■ Testo del documento:
Armi nucleari, per la prima volta in decenni l’arsenale globale potrebbe crescere

Camilla Curcio
13/06/2022

Il Sipri, lo Stockholm International Peace Research Institute, mette in guardia circa l'aumento del rischio atomico. Mai così alto dalla Guerra Fredda. Arsenali in crescita.

Armi nucleari, per la prima volta in decenni l’arsenale globale potrebbe crescere

Nei prossimi anni, e per la prima volta dalla Guerra fredda, l’arsenale nucleare globale potrebbe ampliarsi e il rischio che gli Stati dotati di armi atomiche decidano di usarle si fa sempre più elevato. A confermarlo una serie di ricerche curate e pubblicate dall’International Peace Research Institute (SIPRI) di Stoccolma.

Quali sono gli stati decisi a espandere il loro arsenale atomico

Tra i Paesi che stanno ampliando il proprio arsenale nucleare c’è il Regno Unito a oggi provvisto di 195 testate, di cui 120 operative. Una decisione che pone fine a decenni di graduale disarmo e, soprattutto, in totale controtendenza rispetto alla posizione condivisa con gli altri membri permanenti del Consiglio di sicurezza delle Nazioni Unite. Lo scorso anno, infatti, assieme a Stati Uniti, Russia, Cina e Francia, il governo britannico aveva ribadito come «la guerra nucleare non dovesse mai essere combattuta né vinta». Eppure, tutti e cinque hanno continuato (e stanno continuando) ad arricchire le loro scorte d’armi.

Sulla stessa linea anche la Francia – che all’inizio dello scorso anno ha lanciato un programma per lo sviluppo di un sottomarino lanciamissili balistici a propulsione nucleare di terza generazione – l’India, il Pakistan e Israele che per quanto non abbia mai riconosciuto pubblicamente il possesso di un arsenale atomico, pare sia da tempo impegnato a modernizzarlo. «Ci sono chiari segni che indicano come la riduzione atomica avviata subito dopo la fine della Guerra fredda sia ormai storia vecchia», ha spiegato al Guardian Hans M Kristensen, direttore del Nuclear Information Project.

■ Dati di lavoro:

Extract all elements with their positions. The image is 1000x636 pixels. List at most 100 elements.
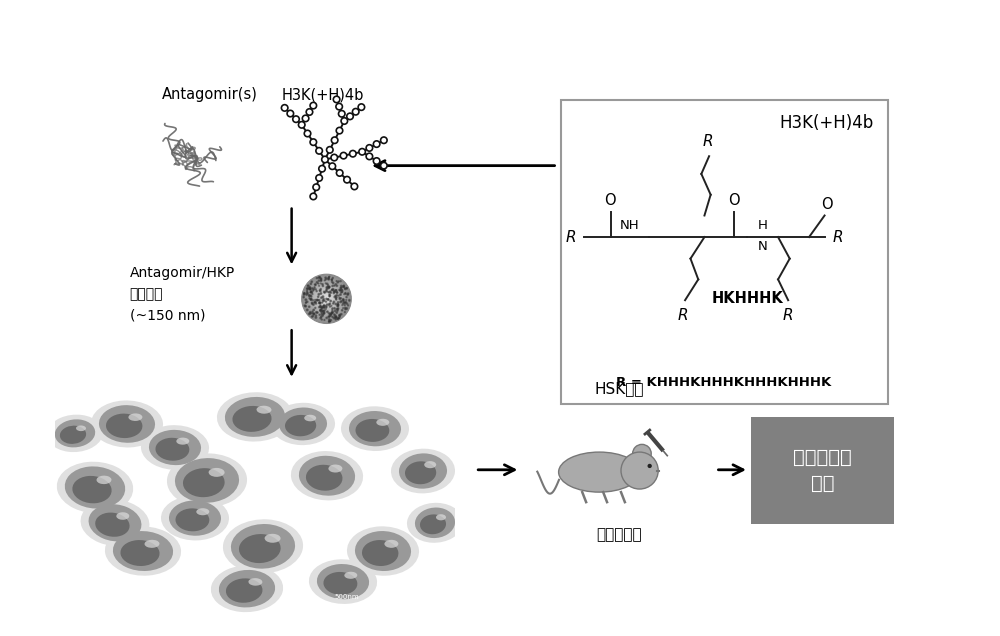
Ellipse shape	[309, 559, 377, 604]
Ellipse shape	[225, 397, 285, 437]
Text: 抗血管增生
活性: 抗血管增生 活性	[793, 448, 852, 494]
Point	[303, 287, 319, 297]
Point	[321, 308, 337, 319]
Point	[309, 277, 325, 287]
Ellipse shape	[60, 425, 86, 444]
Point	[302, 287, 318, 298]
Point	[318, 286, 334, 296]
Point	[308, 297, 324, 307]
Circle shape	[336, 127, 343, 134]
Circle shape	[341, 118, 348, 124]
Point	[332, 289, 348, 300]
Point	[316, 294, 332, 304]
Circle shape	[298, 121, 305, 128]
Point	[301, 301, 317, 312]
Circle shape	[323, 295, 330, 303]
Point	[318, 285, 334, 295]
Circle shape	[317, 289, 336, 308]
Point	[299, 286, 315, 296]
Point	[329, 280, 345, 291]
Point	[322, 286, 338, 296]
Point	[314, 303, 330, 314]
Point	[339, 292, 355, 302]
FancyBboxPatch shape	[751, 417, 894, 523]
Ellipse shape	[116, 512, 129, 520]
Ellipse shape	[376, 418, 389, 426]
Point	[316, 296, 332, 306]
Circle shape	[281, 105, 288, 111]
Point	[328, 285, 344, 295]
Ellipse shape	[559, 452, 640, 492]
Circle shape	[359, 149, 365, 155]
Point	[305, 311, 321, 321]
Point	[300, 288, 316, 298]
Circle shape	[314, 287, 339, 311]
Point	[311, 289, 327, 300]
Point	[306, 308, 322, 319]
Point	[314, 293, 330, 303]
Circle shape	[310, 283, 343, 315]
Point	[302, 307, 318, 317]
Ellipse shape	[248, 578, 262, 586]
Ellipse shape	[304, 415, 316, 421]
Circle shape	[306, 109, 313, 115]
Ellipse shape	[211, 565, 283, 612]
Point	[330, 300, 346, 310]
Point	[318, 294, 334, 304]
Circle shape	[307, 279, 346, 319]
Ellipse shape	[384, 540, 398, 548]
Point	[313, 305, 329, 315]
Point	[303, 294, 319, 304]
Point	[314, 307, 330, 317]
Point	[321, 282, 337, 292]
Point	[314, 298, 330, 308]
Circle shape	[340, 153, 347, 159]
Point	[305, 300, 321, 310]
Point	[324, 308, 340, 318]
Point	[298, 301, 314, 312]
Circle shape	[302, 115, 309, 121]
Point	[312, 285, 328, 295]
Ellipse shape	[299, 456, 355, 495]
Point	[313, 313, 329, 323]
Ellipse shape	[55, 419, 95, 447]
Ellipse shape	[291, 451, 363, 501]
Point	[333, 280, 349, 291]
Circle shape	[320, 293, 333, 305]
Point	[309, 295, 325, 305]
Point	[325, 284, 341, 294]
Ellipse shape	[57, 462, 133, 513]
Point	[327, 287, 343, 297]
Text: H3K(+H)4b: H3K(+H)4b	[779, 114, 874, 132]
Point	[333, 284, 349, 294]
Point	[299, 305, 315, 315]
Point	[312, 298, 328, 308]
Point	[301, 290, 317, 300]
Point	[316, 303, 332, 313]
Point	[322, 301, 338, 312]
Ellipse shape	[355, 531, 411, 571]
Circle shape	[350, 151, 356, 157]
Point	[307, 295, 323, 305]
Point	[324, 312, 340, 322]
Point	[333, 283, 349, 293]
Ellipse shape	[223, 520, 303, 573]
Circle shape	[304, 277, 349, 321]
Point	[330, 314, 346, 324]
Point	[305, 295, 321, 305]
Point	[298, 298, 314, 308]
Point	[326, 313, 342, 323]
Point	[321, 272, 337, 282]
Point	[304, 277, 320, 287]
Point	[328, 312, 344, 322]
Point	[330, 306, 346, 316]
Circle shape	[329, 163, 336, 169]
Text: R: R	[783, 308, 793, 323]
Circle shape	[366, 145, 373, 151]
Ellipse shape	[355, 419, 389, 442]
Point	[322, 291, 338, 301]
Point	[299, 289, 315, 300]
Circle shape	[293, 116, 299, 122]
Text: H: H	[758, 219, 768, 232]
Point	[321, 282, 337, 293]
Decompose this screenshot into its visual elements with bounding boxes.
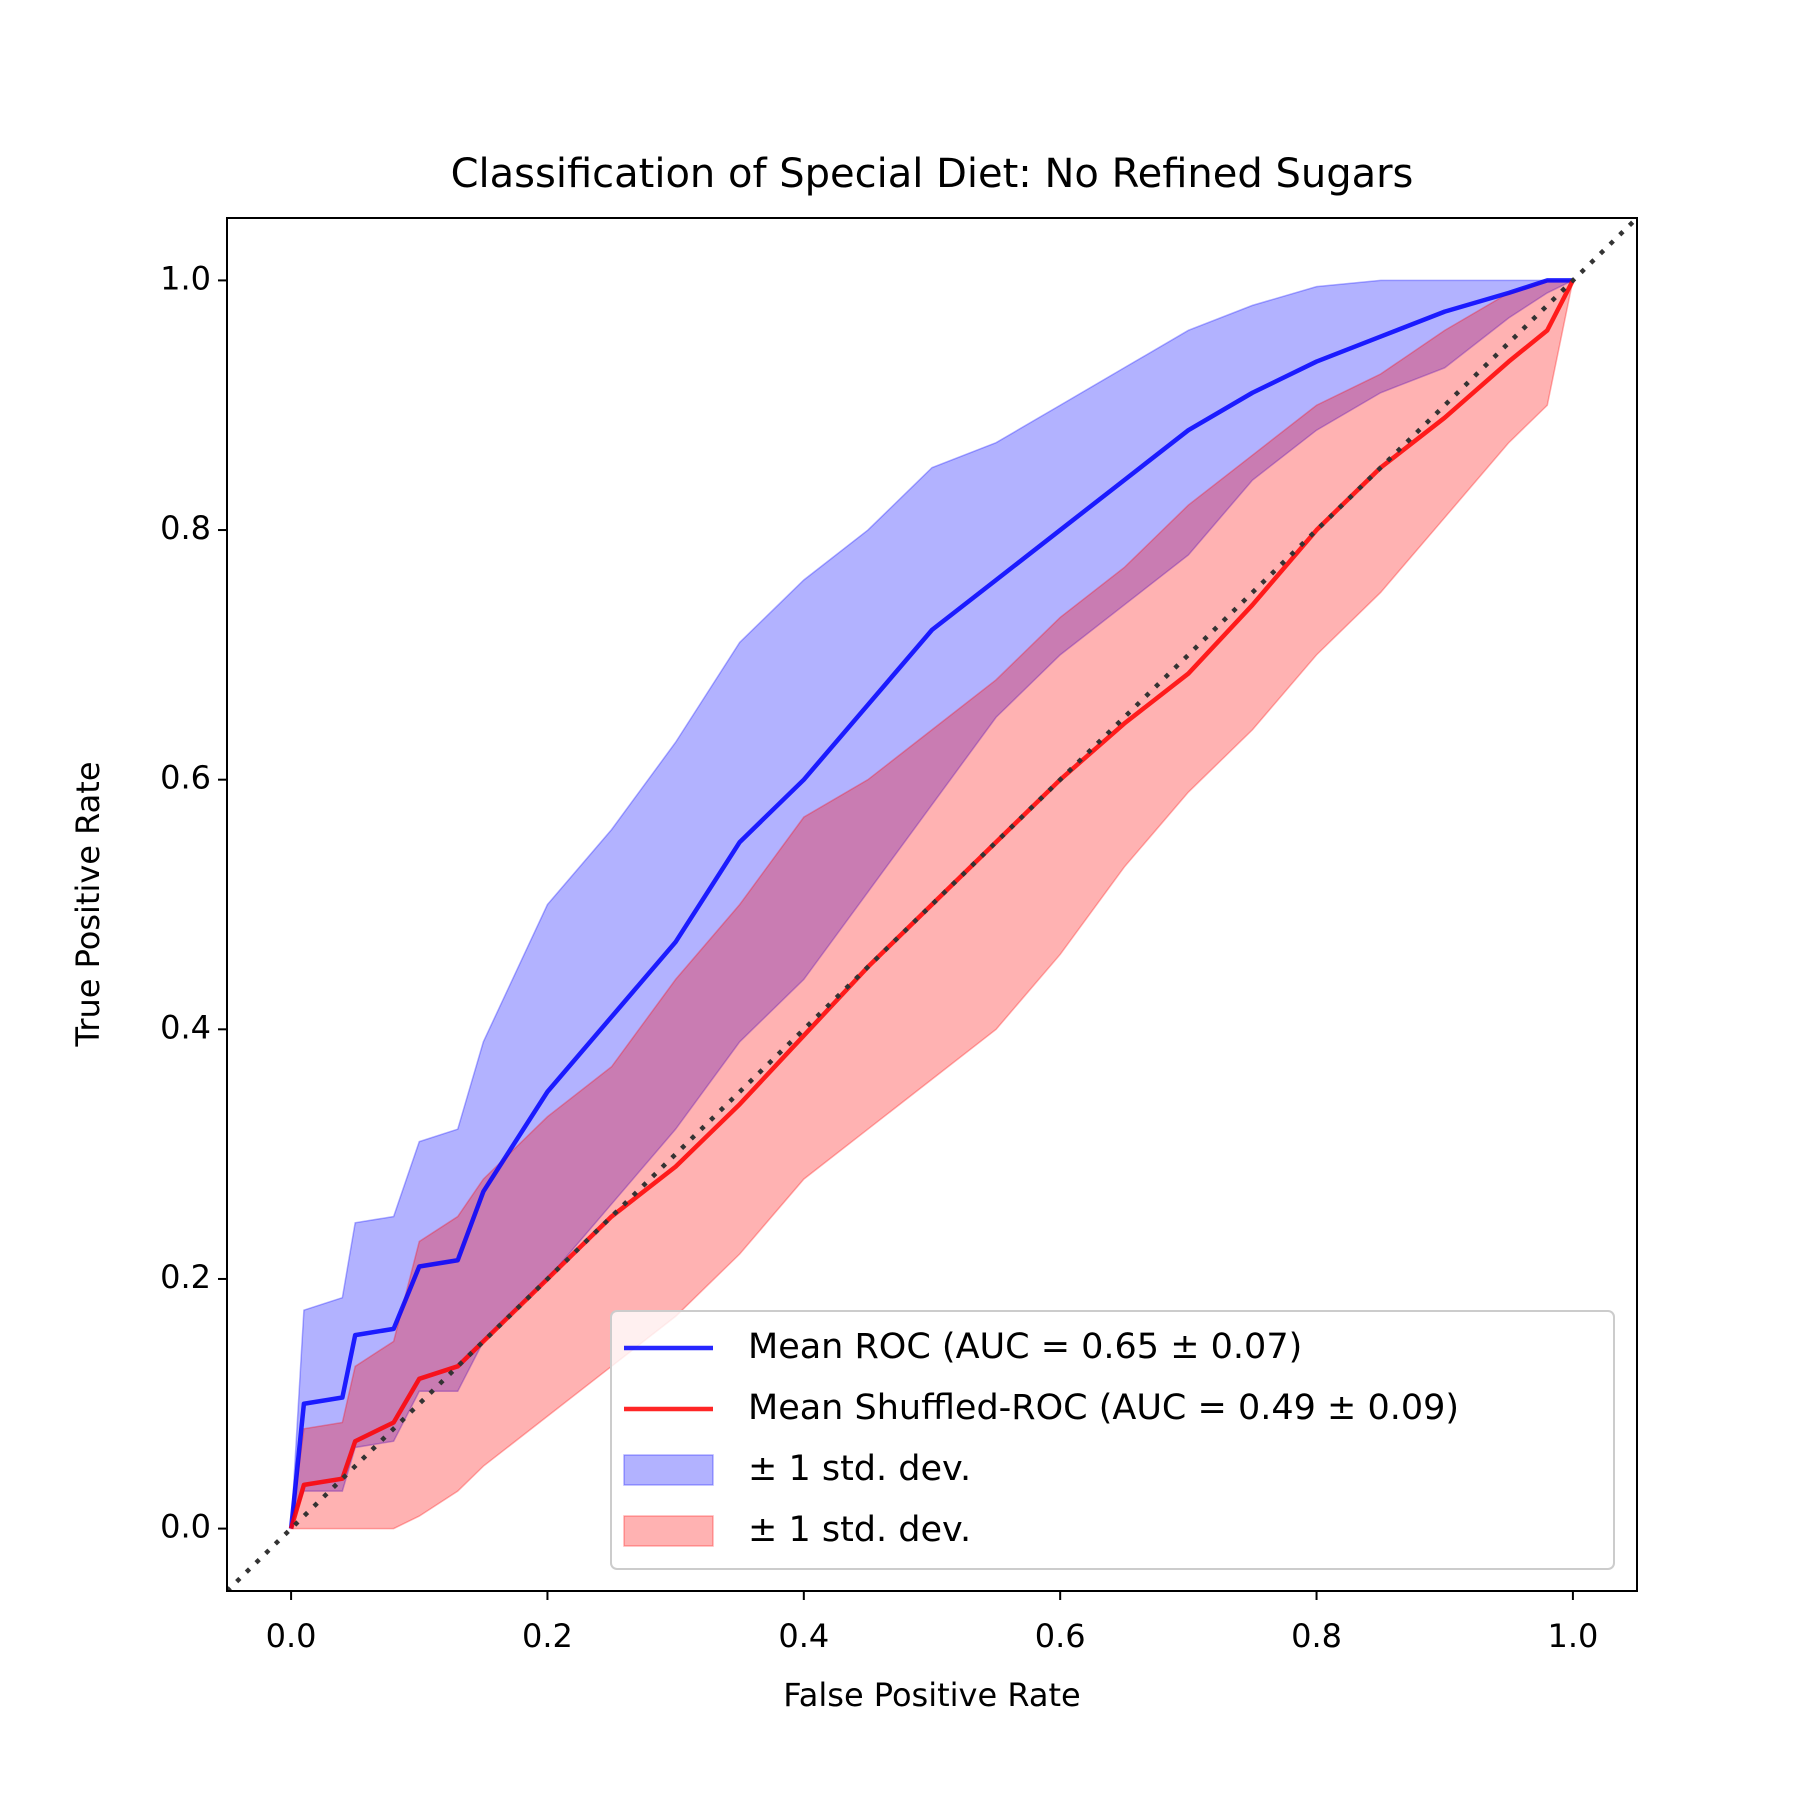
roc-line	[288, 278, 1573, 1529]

■ Da svolgere:
1) Secondo l'articolo sulle armi nucleari, perché la decisione del Regno Unito di ampliare il proprio arsenale è in totale controtendenza? Rispondi in una, due o tre frasi.
2) Conta le righe dei record che contengono la stringa "抗血管增生", distinguendo tra maiuscole e minuscole, e scrivi soltanto il numero.

■ Soluzioni degli esercizi:
1) La decisione va contro la posizione condivisa con gli altri membri permanenti del Consiglio di sicurezza delle Nazioni Unite. L'anno precedente, insieme a Stati Uniti, Russia, Cina e Francia, il governo britannico aveva ribadito che «la guerra nucleare non dovesse mai essere combattuta né vinta». Inoltre la scelta pone fine a decenni di graduale disarmo.

2) 2